◆ What is expected
Quote every entry word for word.

◆ Input for this task
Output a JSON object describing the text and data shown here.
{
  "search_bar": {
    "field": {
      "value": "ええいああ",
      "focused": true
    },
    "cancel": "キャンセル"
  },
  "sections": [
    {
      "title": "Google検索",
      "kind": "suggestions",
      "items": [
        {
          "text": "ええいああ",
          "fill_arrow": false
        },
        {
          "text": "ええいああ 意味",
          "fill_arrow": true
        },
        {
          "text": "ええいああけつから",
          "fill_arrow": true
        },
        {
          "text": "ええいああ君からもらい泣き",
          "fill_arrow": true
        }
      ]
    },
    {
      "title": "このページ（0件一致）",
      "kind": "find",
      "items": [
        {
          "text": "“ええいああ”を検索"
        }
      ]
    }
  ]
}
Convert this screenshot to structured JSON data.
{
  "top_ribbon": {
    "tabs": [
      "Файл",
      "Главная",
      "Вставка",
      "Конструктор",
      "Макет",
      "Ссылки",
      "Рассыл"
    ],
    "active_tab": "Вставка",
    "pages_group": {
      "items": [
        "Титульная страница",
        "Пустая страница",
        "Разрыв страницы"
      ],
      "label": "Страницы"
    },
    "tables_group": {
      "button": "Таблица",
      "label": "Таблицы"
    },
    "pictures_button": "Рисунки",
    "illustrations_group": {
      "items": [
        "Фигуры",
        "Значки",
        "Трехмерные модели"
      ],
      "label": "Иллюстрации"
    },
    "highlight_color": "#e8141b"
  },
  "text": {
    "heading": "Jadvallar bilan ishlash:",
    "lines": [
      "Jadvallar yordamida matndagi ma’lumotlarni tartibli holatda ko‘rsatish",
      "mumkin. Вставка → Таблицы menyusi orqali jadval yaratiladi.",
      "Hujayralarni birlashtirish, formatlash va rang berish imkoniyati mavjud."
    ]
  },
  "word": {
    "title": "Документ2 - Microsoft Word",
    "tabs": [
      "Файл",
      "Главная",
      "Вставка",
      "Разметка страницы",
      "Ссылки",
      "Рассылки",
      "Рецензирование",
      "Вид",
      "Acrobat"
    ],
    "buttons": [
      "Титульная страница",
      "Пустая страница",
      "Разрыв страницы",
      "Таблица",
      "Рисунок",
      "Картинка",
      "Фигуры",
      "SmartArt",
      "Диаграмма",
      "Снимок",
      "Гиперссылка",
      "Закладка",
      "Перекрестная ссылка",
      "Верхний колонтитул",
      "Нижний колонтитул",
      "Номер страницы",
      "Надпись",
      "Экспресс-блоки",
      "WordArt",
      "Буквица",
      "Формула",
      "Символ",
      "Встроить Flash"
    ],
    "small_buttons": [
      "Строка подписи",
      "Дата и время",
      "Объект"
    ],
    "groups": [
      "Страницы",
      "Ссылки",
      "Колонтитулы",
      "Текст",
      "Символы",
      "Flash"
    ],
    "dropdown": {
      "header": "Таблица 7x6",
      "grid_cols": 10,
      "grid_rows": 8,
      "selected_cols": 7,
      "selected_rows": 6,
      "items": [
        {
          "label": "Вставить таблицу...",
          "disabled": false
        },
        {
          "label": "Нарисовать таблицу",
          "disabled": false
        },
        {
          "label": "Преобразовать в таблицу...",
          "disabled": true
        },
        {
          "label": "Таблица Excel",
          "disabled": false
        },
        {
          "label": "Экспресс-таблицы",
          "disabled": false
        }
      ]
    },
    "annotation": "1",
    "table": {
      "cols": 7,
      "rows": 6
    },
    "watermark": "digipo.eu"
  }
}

◆ The result
Output a JSON object describing the text and data shown here.
{
  "search_bar": {
    "field": {
      "value": "ええいああ",
      "focused": true
    },
    "cancel": "キャンセル"
  },
  "sections": [
    {
      "title": "Google検索",
      "kind": "suggestions",
      "items": [
        {
          "text": "ええいああ",
          "fill_arrow": false
        },
        {
          "text": "ええいああ 意味",
          "fill_arrow": true
        },
        {
          "text": "ええいああけつから",
          "fill_arrow": true
        },
        {
          "text": "ええいああ君からもらい泣き",
          "fill_arrow": true
        }
      ]
    },
    {
      "title": "このページ（0件一致）",
      "kind": "find",
      "items": [
        {
          "text": "“ええいああ”を検索"
        }
      ]
    }
  ]
}
Convert this screenshot to structured JSON data.
{
  "top_ribbon": {
    "tabs": [
      "Файл",
      "Главная",
      "Вставка",
      "Конструктор",
      "Макет",
      "Ссылки",
      "Рассыл"
    ],
    "active_tab": "Вставка",
    "pages_group": {
      "items": [
        "Титульная страница",
        "Пустая страница",
        "Разрыв страницы"
      ],
      "label": "Страницы"
    },
    "tables_group": {
      "button": "Таблица",
      "label": "Таблицы"
    },
    "pictures_button": "Рисунки",
    "illustrations_group": {
      "items": [
        "Фигуры",
        "Значки",
        "Трехмерные модели"
      ],
      "label": "Иллюстрации"
    },
    "highlight_color": "#e8141b"
  },
  "text": {
    "heading": "Jadvallar bilan ishlash:",
    "lines": [
      "Jadvallar yordamida matndagi ma’lumotlarni tartibli holatda ko‘rsatish",
      "mumkin. Вставка → Таблицы menyusi orqali jadval yaratiladi.",
      "Hujayralarni birlashtirish, formatlash va rang berish imkoniyati mavjud."
    ]
  },
  "word": {
    "title": "Документ2 - Microsoft Word",
    "tabs": [
      "Файл",
      "Главная",
      "Вставка",
      "Разметка страницы",
      "Ссылки",
      "Рассылки",
      "Рецензирование",
      "Вид",
      "Acrobat"
    ],
    "buttons": [
      "Титульная страница",
      "Пустая страница",
      "Разрыв страницы",
      "Таблица",
      "Рисунок",
      "Картинка",
      "Фигуры",
      "SmartArt",
      "Диаграмма",
      "Снимок",
      "Гиперссылка",
      "Закладка",
      "Перекрестная ссылка",
      "Верхний колонтитул",
      "Нижний колонтитул",
      "Номер страницы",
      "Надпись",
      "Экспресс-блоки",
      "WordArt",
      "Буквица",
      "Формула",
      "Символ",
      "Встроить Flash"
    ],
    "small_buttons": [
      "Строка подписи",
      "Дата и время",
      "Объект"
    ],
    "groups": [
      "Страницы",
      "Ссылки",
      "Колонтитулы",
      "Текст",
      "Символы",
      "Flash"
    ],
    "dropdown": {
      "header": "Таблица 7x6",
      "grid_cols": 10,
      "grid_rows": 8,
      "selected_cols": 7,
      "selected_rows": 6,
      "items": [
        {
          "label": "Вставить таблицу...",
          "disabled": false
        },
        {
          "label": "Нарисовать таблицу",
          "disabled": false
        },
        {
          "label": "Преобразовать в таблицу...",
          "disabled": true
        },
        {
          "label": "Таблица Excel",
          "disabled": false
        },
        {
          "label": "Экспресс-таблицы",
          "disabled": false
        }
      ]
    },
    "annotation": "1",
    "table": {
      "cols": 7,
      "rows": 6
    },
    "watermark": "digipo.eu"
  }
}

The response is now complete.